» What is needed
Copy every entry precisely.
### Provided entries ###
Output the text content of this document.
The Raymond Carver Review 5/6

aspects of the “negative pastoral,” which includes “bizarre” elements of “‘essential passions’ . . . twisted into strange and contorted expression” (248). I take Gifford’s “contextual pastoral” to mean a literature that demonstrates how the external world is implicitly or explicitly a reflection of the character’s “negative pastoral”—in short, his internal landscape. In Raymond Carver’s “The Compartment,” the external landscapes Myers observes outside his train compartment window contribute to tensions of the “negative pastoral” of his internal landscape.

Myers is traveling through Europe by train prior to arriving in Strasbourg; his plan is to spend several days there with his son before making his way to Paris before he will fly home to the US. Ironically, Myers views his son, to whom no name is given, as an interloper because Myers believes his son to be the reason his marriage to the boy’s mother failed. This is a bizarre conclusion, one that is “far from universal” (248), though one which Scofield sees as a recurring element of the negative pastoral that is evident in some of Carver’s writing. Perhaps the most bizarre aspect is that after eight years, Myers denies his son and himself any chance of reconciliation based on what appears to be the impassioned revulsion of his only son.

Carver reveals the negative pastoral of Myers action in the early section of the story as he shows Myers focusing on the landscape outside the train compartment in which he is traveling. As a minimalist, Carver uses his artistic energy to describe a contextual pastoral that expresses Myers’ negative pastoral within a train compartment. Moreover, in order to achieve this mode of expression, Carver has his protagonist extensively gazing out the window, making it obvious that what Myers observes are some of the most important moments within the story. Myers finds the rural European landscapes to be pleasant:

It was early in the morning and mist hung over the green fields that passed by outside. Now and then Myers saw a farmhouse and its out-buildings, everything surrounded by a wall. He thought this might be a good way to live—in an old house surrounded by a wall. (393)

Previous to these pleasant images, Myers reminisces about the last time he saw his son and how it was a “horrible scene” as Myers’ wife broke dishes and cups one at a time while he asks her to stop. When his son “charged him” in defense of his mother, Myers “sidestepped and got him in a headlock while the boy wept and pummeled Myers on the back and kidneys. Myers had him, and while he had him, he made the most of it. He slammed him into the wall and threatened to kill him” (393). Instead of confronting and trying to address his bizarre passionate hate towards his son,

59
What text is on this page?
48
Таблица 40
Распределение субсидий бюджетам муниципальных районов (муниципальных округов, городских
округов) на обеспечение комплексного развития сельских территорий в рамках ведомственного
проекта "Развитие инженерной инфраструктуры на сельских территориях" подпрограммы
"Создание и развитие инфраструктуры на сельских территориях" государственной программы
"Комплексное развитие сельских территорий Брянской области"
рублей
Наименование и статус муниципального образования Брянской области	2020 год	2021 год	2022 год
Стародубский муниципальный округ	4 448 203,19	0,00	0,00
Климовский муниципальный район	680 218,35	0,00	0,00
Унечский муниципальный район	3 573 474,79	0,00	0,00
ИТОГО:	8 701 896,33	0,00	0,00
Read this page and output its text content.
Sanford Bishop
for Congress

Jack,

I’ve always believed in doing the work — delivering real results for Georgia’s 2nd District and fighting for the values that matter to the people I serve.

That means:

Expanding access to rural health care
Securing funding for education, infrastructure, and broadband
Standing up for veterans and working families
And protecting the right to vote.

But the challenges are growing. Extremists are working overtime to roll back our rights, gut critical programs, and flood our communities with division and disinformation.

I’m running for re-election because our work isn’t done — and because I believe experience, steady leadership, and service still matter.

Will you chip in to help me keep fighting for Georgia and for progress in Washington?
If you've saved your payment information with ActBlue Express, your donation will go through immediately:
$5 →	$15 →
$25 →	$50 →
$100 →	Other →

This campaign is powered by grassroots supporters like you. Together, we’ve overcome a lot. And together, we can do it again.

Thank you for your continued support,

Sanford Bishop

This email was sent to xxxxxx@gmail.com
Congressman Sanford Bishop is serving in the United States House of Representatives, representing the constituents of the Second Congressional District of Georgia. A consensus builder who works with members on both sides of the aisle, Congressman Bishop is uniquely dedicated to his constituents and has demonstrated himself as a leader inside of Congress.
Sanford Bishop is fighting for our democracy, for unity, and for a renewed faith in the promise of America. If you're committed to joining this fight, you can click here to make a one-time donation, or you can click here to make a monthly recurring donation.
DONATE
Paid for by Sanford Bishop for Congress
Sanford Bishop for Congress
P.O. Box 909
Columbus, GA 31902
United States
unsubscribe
###
» Finished exercise
Output the text content of this document.
The Raymond Carver Review 5/6

aspects of the “negative pastoral,” which includes “bizarre” elements of “‘essential passions’ . . . twisted into strange and contorted expression” (248). I take Gifford’s “contextual pastoral” to mean a literature that demonstrates how the external world is implicitly or explicitly a reflection of the character’s “negative pastoral”—in short, his internal landscape. In Raymond Carver’s “The Compartment,” the external landscapes Myers observes outside his train compartment window contribute to tensions of the “negative pastoral” of his internal landscape.

Myers is traveling through Europe by train prior to arriving in Strasbourg; his plan is to spend several days there with his son before making his way to Paris before he will fly home to the US. Ironically, Myers views his son, to whom no name is given, as an interloper because Myers believes his son to be the reason his marriage to the boy’s mother failed. This is a bizarre conclusion, one that is “far from universal” (248), though one which Scofield sees as a recurring element of the negative pastoral that is evident in some of Carver’s writing. Perhaps the most bizarre aspect is that after eight years, Myers denies his son and himself any chance of reconciliation based on what appears to be the impassioned revulsion of his only son.

Carver reveals the negative pastoral of Myers action in the early section of the story as he shows Myers focusing on the landscape outside the train compartment in which he is traveling. As a minimalist, Carver uses his artistic energy to describe a contextual pastoral that expresses Myers’ negative pastoral within a train compartment. Moreover, in order to achieve this mode of expression, Carver has his protagonist extensively gazing out the window, making it obvious that what Myers observes are some of the most important moments within the story. Myers finds the rural European landscapes to be pleasant:

It was early in the morning and mist hung over the green fields that passed by outside. Now and then Myers saw a farmhouse and its out-buildings, everything surrounded by a wall. He thought this might be a good way to live—in an old house surrounded by a wall. (393)

Previous to these pleasant images, Myers reminisces about the last time he saw his son and how it was a “horrible scene” as Myers’ wife broke dishes and cups one at a time while he asks her to stop. When his son “charged him” in defense of his mother, Myers “sidestepped and got him in a headlock while the boy wept and pummeled Myers on the back and kidneys. Myers had him, and while he had him, he made the most of it. He slammed him into the wall and threatened to kill him” (393). Instead of confronting and trying to address his bizarre passionate hate towards his son,

59
What text is on this page?
48
Таблица 40
Распределение субсидий бюджетам муниципальных районов (муниципальных округов, городских
округов) на обеспечение комплексного развития сельских территорий в рамках ведомственного
проекта "Развитие инженерной инфраструктуры на сельских территориях" подпрограммы
"Создание и развитие инфраструктуры на сельских территориях" государственной программы
"Комплексное развитие сельских территорий Брянской области"
рублей
Наименование и статус муниципального образования Брянской области	2020 год	2021 год	2022 год
Стародубский муниципальный округ	4 448 203,19	0,00	0,00
Климовский муниципальный район	680 218,35	0,00	0,00
Унечский муниципальный район	3 573 474,79	0,00	0,00
ИТОГО:	8 701 896,33	0,00	0,00
Read this page and output its text content.
Sanford Bishop
for Congress

Jack,

I’ve always believed in doing the work — delivering real results for Georgia’s 2nd District and fighting for the values that matter to the people I serve.

That means:

Expanding access to rural health care
Securing funding for education, infrastructure, and broadband
Standing up for veterans and working families
And protecting the right to vote.

But the challenges are growing. Extremists are working overtime to roll back our rights, gut critical programs, and flood our communities with division and disinformation.

I’m running for re-election because our work isn’t done — and because I believe experience, steady leadership, and service still matter.

Will you chip in to help me keep fighting for Georgia and for progress in Washington?
If you've saved your payment information with ActBlue Express, your donation will go through immediately:
$5 →	$15 →
$25 →	$50 →
$100 →	Other →

This campaign is powered by grassroots supporters like you. Together, we’ve overcome a lot. And together, we can do it again.

Thank you for your continued support,

Sanford Bishop

This email was sent to xxxxxx@gmail.com
Congressman Sanford Bishop is serving in the United States House of Representatives, representing the constituents of the Second Congressional District of Georgia. A consensus builder who works with members on both sides of the aisle, Congressman Bishop is uniquely dedicated to his constituents and has demonstrated himself as a leader inside of Congress.
Sanford Bishop is fighting for our democracy, for unity, and for a renewed faith in the promise of America. If you're committed to joining this fight, you can click here to make a one-time donation, or you can click here to make a monthly recurring donation.
DONATE
Paid for by Sanford Bishop for Congress
Sanford Bishop for Congress
P.O. Box 909
Columbus, GA 31902
United States
unsubscribe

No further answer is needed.